• [Problem description]
Make an exact copy of the records, with the images left out.

(Extracts from a graphics dataset)
"""

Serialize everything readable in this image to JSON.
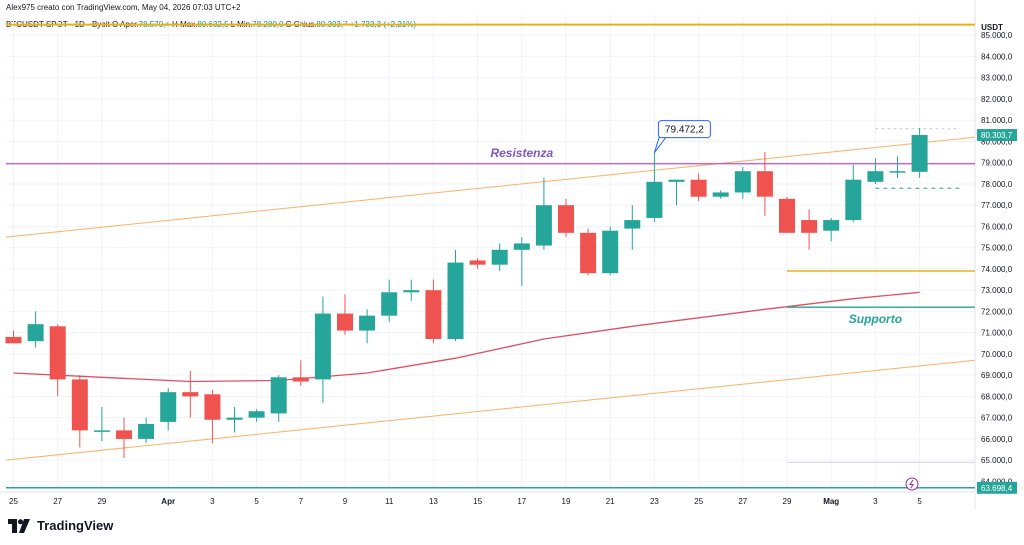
{
  "header": {
    "text": "Alex975 creato con TradingView.com, May 04, 2026 07:03 UTC+2"
  },
  "ohlc": {
    "symbol": "BTCUSDT SPOT · 1D · Bybit",
    "o_label": "O",
    "o_name": "Aper.",
    "o_value": "78.570,4",
    "h_label": "H",
    "h_name": "Max.",
    "h_value": "80.632,5",
    "l_label": "L",
    "l_name": "Min.",
    "l_value": "78.280,0",
    "c_label": "C",
    "c_name": "Chius.",
    "c_value": "80.303,7",
    "change": "+1.733,3 (+2,21%)"
  },
  "logo": {
    "text": "TradingView"
  },
  "colors": {
    "up": "#26a69a",
    "down": "#ef5350",
    "resistance": "#c050c8",
    "support": "#26a69a",
    "trend": "#f7b267",
    "ma": "#e05060",
    "gold": "#e8b019"
  },
  "chart_data": {
    "type": "candlestick",
    "currency": "USDT",
    "ylim": [
      63500,
      86000
    ],
    "yticks": [
      "85.000,0",
      "84.000,0",
      "83.000,0",
      "82.000,0",
      "81.000,0",
      "80.000,0",
      "79.000,0",
      "78.000,0",
      "77.000,0",
      "76.000,0",
      "75.000,0",
      "74.000,0",
      "73.000,0",
      "72.000,0",
      "71.000,0",
      "70.000,0",
      "69.000,0",
      "68.000,0",
      "67.000,0",
      "66.000,0",
      "65.000,0",
      "64.000,0"
    ],
    "yticks_values": [
      85000,
      84000,
      83000,
      82000,
      81000,
      80000,
      79000,
      78000,
      77000,
      76000,
      75000,
      74000,
      73000,
      72000,
      71000,
      70000,
      69000,
      68000,
      67000,
      66000,
      65000,
      64000
    ],
    "xticks": [
      {
        "label": "25",
        "day": 0
      },
      {
        "label": "27",
        "day": 2
      },
      {
        "label": "29",
        "day": 4
      },
      {
        "label": "Apr",
        "day": 7
      },
      {
        "label": "3",
        "day": 9
      },
      {
        "label": "5",
        "day": 11
      },
      {
        "label": "7",
        "day": 13
      },
      {
        "label": "9",
        "day": 15
      },
      {
        "label": "11",
        "day": 17
      },
      {
        "label": "13",
        "day": 19
      },
      {
        "label": "15",
        "day": 21
      },
      {
        "label": "17",
        "day": 23
      },
      {
        "label": "19",
        "day": 25
      },
      {
        "label": "21",
        "day": 27
      },
      {
        "label": "23",
        "day": 29
      },
      {
        "label": "25",
        "day": 31
      },
      {
        "label": "27",
        "day": 33
      },
      {
        "label": "29",
        "day": 35
      },
      {
        "label": "Mag",
        "day": 37
      },
      {
        "label": "3",
        "day": 39
      },
      {
        "label": "5",
        "day": 41
      }
    ],
    "candles": [
      {
        "o": 70800,
        "h": 71100,
        "l": 70500,
        "c": 70500
      },
      {
        "o": 70600,
        "h": 72000,
        "l": 70300,
        "c": 71400
      },
      {
        "o": 71300,
        "h": 71400,
        "l": 68000,
        "c": 68800
      },
      {
        "o": 68800,
        "h": 69000,
        "l": 65600,
        "c": 66400
      },
      {
        "o": 66400,
        "h": 67500,
        "l": 65900,
        "c": 66400
      },
      {
        "o": 66400,
        "h": 67000,
        "l": 65100,
        "c": 66000
      },
      {
        "o": 66000,
        "h": 67000,
        "l": 65800,
        "c": 66700
      },
      {
        "o": 66800,
        "h": 68400,
        "l": 66400,
        "c": 68200
      },
      {
        "o": 68200,
        "h": 69200,
        "l": 67000,
        "c": 68000
      },
      {
        "o": 68100,
        "h": 68300,
        "l": 65800,
        "c": 66900
      },
      {
        "o": 66900,
        "h": 67500,
        "l": 66300,
        "c": 67000
      },
      {
        "o": 67000,
        "h": 67400,
        "l": 66800,
        "c": 67300
      },
      {
        "o": 67200,
        "h": 69000,
        "l": 66800,
        "c": 68900
      },
      {
        "o": 68900,
        "h": 69700,
        "l": 68500,
        "c": 68700
      },
      {
        "o": 68800,
        "h": 72700,
        "l": 67700,
        "c": 71900
      },
      {
        "o": 71900,
        "h": 72800,
        "l": 70900,
        "c": 71100
      },
      {
        "o": 71100,
        "h": 72100,
        "l": 70500,
        "c": 71800
      },
      {
        "o": 71800,
        "h": 73500,
        "l": 71500,
        "c": 72900
      },
      {
        "o": 72900,
        "h": 73500,
        "l": 72500,
        "c": 73000
      },
      {
        "o": 73000,
        "h": 73500,
        "l": 70500,
        "c": 70700
      },
      {
        "o": 70700,
        "h": 74900,
        "l": 70600,
        "c": 74300
      },
      {
        "o": 74400,
        "h": 74500,
        "l": 74000,
        "c": 74200
      },
      {
        "o": 74200,
        "h": 75200,
        "l": 73900,
        "c": 74900
      },
      {
        "o": 74900,
        "h": 75500,
        "l": 73200,
        "c": 75200
      },
      {
        "o": 75100,
        "h": 78300,
        "l": 74900,
        "c": 77000
      },
      {
        "o": 77000,
        "h": 77300,
        "l": 75500,
        "c": 75700
      },
      {
        "o": 75700,
        "h": 75900,
        "l": 73700,
        "c": 73800
      },
      {
        "o": 73800,
        "h": 76000,
        "l": 73700,
        "c": 75800
      },
      {
        "o": 75900,
        "h": 77000,
        "l": 74900,
        "c": 76300
      },
      {
        "o": 76400,
        "h": 79472,
        "l": 76200,
        "c": 78100
      },
      {
        "o": 78100,
        "h": 78200,
        "l": 77000,
        "c": 78200
      },
      {
        "o": 78200,
        "h": 78500,
        "l": 77200,
        "c": 77400
      },
      {
        "o": 77400,
        "h": 77700,
        "l": 77300,
        "c": 77600
      },
      {
        "o": 77600,
        "h": 78800,
        "l": 77300,
        "c": 78600
      },
      {
        "o": 78600,
        "h": 79500,
        "l": 76500,
        "c": 77400
      },
      {
        "o": 77300,
        "h": 77400,
        "l": 75700,
        "c": 75700
      },
      {
        "o": 76300,
        "h": 76800,
        "l": 74900,
        "c": 75700
      },
      {
        "o": 75800,
        "h": 76400,
        "l": 75300,
        "c": 76300
      },
      {
        "o": 76300,
        "h": 78900,
        "l": 76200,
        "c": 78200
      },
      {
        "o": 78100,
        "h": 79200,
        "l": 78000,
        "c": 78600
      },
      {
        "o": 78570.4,
        "h": 79300,
        "l": 78280,
        "c": 78600
      },
      {
        "o": 78570.4,
        "h": 80632.5,
        "l": 78280,
        "c": 80303.7
      }
    ],
    "ma": [
      [
        0,
        69100
      ],
      [
        4,
        68900
      ],
      [
        8,
        68700
      ],
      [
        12,
        68750
      ],
      [
        16,
        69100
      ],
      [
        20,
        69800
      ],
      [
        24,
        70700
      ],
      [
        28,
        71300
      ],
      [
        31,
        71700
      ],
      [
        34,
        72100
      ],
      [
        38,
        72600
      ],
      [
        41,
        72900
      ]
    ],
    "trend_upper": [
      [
        0,
        75500
      ],
      [
        42,
        80200
      ]
    ],
    "trend_lower": [
      [
        0,
        65000
      ],
      [
        42,
        69700
      ]
    ],
    "resistance": {
      "label": "Resistenza",
      "value": 78950
    },
    "support": {
      "label": "Supporto",
      "value": 72200
    },
    "level_top": 85500,
    "level_bottom": 63698.4,
    "level_bottom_label": "63.698,4",
    "price_label": "80.303,7",
    "dashed_level": 77800,
    "gray_level": 80600,
    "gray_level2": 64900,
    "gold_short": 73900,
    "callout": {
      "label": "79.472,2",
      "day": 29,
      "value": 79472.2
    }
  }
}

"""

• [Task response]
Serialize everything readable in this image to JSON.
{
  "header": {
    "text": "Alex975 creato con TradingView.com, May 04, 2026 07:03 UTC+2"
  },
  "ohlc": {
    "symbol": "BTCUSDT SPOT · 1D · Bybit",
    "o_label": "O",
    "o_name": "Aper.",
    "o_value": "78.570,4",
    "h_label": "H",
    "h_name": "Max.",
    "h_value": "80.632,5",
    "l_label": "L",
    "l_name": "Min.",
    "l_value": "78.280,0",
    "c_label": "C",
    "c_name": "Chius.",
    "c_value": "80.303,7",
    "change": "+1.733,3 (+2,21%)"
  },
  "logo": {
    "text": "TradingView"
  },
  "colors": {
    "up": "#26a69a",
    "down": "#ef5350",
    "resistance": "#c050c8",
    "support": "#26a69a",
    "trend": "#f7b267",
    "ma": "#e05060",
    "gold": "#e8b019"
  },
  "chart_data": {
    "type": "candlestick",
    "currency": "USDT",
    "ylim": [
      63500,
      86000
    ],
    "yticks": [
      "85.000,0",
      "84.000,0",
      "83.000,0",
      "82.000,0",
      "81.000,0",
      "80.000,0",
      "79.000,0",
      "78.000,0",
      "77.000,0",
      "76.000,0",
      "75.000,0",
      "74.000,0",
      "73.000,0",
      "72.000,0",
      "71.000,0",
      "70.000,0",
      "69.000,0",
      "68.000,0",
      "67.000,0",
      "66.000,0",
      "65.000,0",
      "64.000,0"
    ],
    "yticks_values": [
      85000,
      84000,
      83000,
      82000,
      81000,
      80000,
      79000,
      78000,
      77000,
      76000,
      75000,
      74000,
      73000,
      72000,
      71000,
      70000,
      69000,
      68000,
      67000,
      66000,
      65000,
      64000
    ],
    "xticks": [
      {
        "label": "25",
        "day": 0
      },
      {
        "label": "27",
        "day": 2
      },
      {
        "label": "29",
        "day": 4
      },
      {
        "label": "Apr",
        "day": 7
      },
      {
        "label": "3",
        "day": 9
      },
      {
        "label": "5",
        "day": 11
      },
      {
        "label": "7",
        "day": 13
      },
      {
        "label": "9",
        "day": 15
      },
      {
        "label": "11",
        "day": 17
      },
      {
        "label": "13",
        "day": 19
      },
      {
        "label": "15",
        "day": 21
      },
      {
        "label": "17",
        "day": 23
      },
      {
        "label": "19",
        "day": 25
      },
      {
        "label": "21",
        "day": 27
      },
      {
        "label": "23",
        "day": 29
      },
      {
        "label": "25",
        "day": 31
      },
      {
        "label": "27",
        "day": 33
      },
      {
        "label": "29",
        "day": 35
      },
      {
        "label": "Mag",
        "day": 37
      },
      {
        "label": "3",
        "day": 39
      },
      {
        "label": "5",
        "day": 41
      }
    ],
    "candles": [
      {
        "o": 70800,
        "h": 71100,
        "l": 70500,
        "c": 70500
      },
      {
        "o": 70600,
        "h": 72000,
        "l": 70300,
        "c": 71400
      },
      {
        "o": 71300,
        "h": 71400,
        "l": 68000,
        "c": 68800
      },
      {
        "o": 68800,
        "h": 69000,
        "l": 65600,
        "c": 66400
      },
      {
        "o": 66400,
        "h": 67500,
        "l": 65900,
        "c": 66400
      },
      {
        "o": 66400,
        "h": 67000,
        "l": 65100,
        "c": 66000
      },
      {
        "o": 66000,
        "h": 67000,
        "l": 65800,
        "c": 66700
      },
      {
        "o": 66800,
        "h": 68400,
        "l": 66400,
        "c": 68200
      },
      {
        "o": 68200,
        "h": 69200,
        "l": 67000,
        "c": 68000
      },
      {
        "o": 68100,
        "h": 68300,
        "l": 65800,
        "c": 66900
      },
      {
        "o": 66900,
        "h": 67500,
        "l": 66300,
        "c": 67000
      },
      {
        "o": 67000,
        "h": 67400,
        "l": 66800,
        "c": 67300
      },
      {
        "o": 67200,
        "h": 69000,
        "l": 66800,
        "c": 68900
      },
      {
        "o": 68900,
        "h": 69700,
        "l": 68500,
        "c": 68700
      },
      {
        "o": 68800,
        "h": 72700,
        "l": 67700,
        "c": 71900
      },
      {
        "o": 71900,
        "h": 72800,
        "l": 70900,
        "c": 71100
      },
      {
        "o": 71100,
        "h": 72100,
        "l": 70500,
        "c": 71800
      },
      {
        "o": 71800,
        "h": 73500,
        "l": 71500,
        "c": 72900
      },
      {
        "o": 72900,
        "h": 73500,
        "l": 72500,
        "c": 73000
      },
      {
        "o": 73000,
        "h": 73500,
        "l": 70500,
        "c": 70700
      },
      {
        "o": 70700,
        "h": 74900,
        "l": 70600,
        "c": 74300
      },
      {
        "o": 74400,
        "h": 74500,
        "l": 74000,
        "c": 74200
      },
      {
        "o": 74200,
        "h": 75200,
        "l": 73900,
        "c": 74900
      },
      {
        "o": 74900,
        "h": 75500,
        "l": 73200,
        "c": 75200
      },
      {
        "o": 75100,
        "h": 78300,
        "l": 74900,
        "c": 77000
      },
      {
        "o": 77000,
        "h": 77300,
        "l": 75500,
        "c": 75700
      },
      {
        "o": 75700,
        "h": 75900,
        "l": 73700,
        "c": 73800
      },
      {
        "o": 73800,
        "h": 76000,
        "l": 73700,
        "c": 75800
      },
      {
        "o": 75900,
        "h": 77000,
        "l": 74900,
        "c": 76300
      },
      {
        "o": 76400,
        "h": 79472,
        "l": 76200,
        "c": 78100
      },
      {
        "o": 78100,
        "h": 78200,
        "l": 77000,
        "c": 78200
      },
      {
        "o": 78200,
        "h": 78500,
        "l": 77200,
        "c": 77400
      },
      {
        "o": 77400,
        "h": 77700,
        "l": 77300,
        "c": 77600
      },
      {
        "o": 77600,
        "h": 78800,
        "l": 77300,
        "c": 78600
      },
      {
        "o": 78600,
        "h": 79500,
        "l": 76500,
        "c": 77400
      },
      {
        "o": 77300,
        "h": 77400,
        "l": 75700,
        "c": 75700
      },
      {
        "o": 76300,
        "h": 76800,
        "l": 74900,
        "c": 75700
      },
      {
        "o": 75800,
        "h": 76400,
        "l": 75300,
        "c": 76300
      },
      {
        "o": 76300,
        "h": 78900,
        "l": 76200,
        "c": 78200
      },
      {
        "o": 78100,
        "h": 79200,
        "l": 78000,
        "c": 78600
      },
      {
        "o": 78570.4,
        "h": 79300,
        "l": 78280,
        "c": 78600
      },
      {
        "o": 78570.4,
        "h": 80632.5,
        "l": 78280,
        "c": 80303.7
      }
    ],
    "ma": [
      [
        0,
        69100
      ],
      [
        4,
        68900
      ],
      [
        8,
        68700
      ],
      [
        12,
        68750
      ],
      [
        16,
        69100
      ],
      [
        20,
        69800
      ],
      [
        24,
        70700
      ],
      [
        28,
        71300
      ],
      [
        31,
        71700
      ],
      [
        34,
        72100
      ],
      [
        38,
        72600
      ],
      [
        41,
        72900
      ]
    ],
    "trend_upper": [
      [
        0,
        75500
      ],
      [
        42,
        80200
      ]
    ],
    "trend_lower": [
      [
        0,
        65000
      ],
      [
        42,
        69700
      ]
    ],
    "resistance": {
      "label": "Resistenza",
      "value": 78950
    },
    "support": {
      "label": "Supporto",
      "value": 72200
    },
    "level_top": 85500,
    "level_bottom": 63698.4,
    "level_bottom_label": "63.698,4",
    "price_label": "80.303,7",
    "dashed_level": 77800,
    "gray_level": 80600,
    "gray_level2": 64900,
    "gold_short": 73900,
    "callout": {
      "label": "79.472,2",
      "day": 29,
      "value": 79472.2
    }
  }
}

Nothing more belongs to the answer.